— What you need to do —
Each line containing the word "from" must be collected.

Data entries

━━━━━━━━━━

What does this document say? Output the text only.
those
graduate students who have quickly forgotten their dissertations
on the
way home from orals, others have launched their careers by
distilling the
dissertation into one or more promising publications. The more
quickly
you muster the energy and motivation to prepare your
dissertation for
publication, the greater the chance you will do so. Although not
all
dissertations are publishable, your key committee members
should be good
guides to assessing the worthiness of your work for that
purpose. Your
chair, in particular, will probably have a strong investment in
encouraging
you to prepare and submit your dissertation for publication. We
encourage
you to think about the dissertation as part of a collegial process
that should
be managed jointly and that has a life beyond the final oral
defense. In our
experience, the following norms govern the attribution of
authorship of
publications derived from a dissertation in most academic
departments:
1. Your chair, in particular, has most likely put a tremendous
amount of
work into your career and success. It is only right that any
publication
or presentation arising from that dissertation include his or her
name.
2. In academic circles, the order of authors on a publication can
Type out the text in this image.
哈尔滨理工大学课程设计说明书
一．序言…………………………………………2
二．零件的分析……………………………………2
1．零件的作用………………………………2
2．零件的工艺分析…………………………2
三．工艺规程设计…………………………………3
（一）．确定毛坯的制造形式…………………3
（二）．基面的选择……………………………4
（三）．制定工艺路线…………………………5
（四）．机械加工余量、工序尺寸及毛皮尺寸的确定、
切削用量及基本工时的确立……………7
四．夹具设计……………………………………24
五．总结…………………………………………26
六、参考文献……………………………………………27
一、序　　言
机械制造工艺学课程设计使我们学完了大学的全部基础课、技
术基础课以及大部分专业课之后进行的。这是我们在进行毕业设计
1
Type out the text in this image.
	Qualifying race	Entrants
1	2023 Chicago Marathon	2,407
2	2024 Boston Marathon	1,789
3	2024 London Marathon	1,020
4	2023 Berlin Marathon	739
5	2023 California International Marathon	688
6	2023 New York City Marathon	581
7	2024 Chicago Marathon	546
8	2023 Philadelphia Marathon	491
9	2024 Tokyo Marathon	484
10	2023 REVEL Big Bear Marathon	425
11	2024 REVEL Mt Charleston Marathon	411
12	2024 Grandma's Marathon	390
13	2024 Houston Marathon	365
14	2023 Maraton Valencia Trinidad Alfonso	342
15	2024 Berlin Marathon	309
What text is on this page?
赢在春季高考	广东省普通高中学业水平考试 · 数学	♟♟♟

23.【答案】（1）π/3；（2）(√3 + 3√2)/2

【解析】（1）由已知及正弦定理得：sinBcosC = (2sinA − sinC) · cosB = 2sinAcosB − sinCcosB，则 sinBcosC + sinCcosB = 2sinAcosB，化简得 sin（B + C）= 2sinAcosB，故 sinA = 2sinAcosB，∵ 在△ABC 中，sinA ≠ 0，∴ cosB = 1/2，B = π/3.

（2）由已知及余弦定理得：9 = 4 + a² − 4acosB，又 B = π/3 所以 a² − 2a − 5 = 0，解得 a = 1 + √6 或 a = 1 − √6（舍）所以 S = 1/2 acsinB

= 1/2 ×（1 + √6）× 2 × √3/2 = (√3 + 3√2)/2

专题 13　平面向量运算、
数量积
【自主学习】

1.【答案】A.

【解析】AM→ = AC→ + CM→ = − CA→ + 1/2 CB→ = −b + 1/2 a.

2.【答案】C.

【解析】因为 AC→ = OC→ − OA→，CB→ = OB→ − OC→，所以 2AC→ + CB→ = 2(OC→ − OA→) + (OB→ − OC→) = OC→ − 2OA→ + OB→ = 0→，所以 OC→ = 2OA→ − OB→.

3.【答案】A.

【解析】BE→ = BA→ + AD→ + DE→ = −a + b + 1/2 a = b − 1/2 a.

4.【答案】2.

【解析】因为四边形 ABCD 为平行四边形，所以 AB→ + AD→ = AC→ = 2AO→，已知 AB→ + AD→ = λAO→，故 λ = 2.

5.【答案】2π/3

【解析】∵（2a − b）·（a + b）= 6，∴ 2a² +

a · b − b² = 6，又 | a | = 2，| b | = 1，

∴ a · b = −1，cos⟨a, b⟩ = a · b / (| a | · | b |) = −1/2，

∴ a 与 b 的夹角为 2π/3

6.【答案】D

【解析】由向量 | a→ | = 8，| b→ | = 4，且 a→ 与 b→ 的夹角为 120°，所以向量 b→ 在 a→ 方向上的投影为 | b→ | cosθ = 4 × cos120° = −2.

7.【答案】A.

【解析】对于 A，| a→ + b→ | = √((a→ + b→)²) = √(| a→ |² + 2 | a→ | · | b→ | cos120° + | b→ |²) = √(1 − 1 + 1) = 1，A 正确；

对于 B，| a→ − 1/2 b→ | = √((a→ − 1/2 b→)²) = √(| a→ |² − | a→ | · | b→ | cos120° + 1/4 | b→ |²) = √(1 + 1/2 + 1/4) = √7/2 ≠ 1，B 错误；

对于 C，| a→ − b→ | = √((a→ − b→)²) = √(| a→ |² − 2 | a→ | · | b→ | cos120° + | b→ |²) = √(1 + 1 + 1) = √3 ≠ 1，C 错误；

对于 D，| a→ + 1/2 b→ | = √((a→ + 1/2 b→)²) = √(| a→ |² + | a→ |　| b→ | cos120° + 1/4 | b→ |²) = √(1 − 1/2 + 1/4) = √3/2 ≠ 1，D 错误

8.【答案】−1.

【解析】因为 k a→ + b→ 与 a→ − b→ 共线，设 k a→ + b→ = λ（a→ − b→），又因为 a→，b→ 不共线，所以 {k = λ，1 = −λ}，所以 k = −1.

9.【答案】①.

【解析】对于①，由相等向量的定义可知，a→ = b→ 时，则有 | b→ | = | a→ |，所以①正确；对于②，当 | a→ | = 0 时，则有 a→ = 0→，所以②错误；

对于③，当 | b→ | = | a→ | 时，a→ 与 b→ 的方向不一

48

━━━━━━━━━━

— Correct response —
way home from orals, others have launched their careers by
publications derived from a dissertation in most academic
or presentation arising from that dissertation include his or her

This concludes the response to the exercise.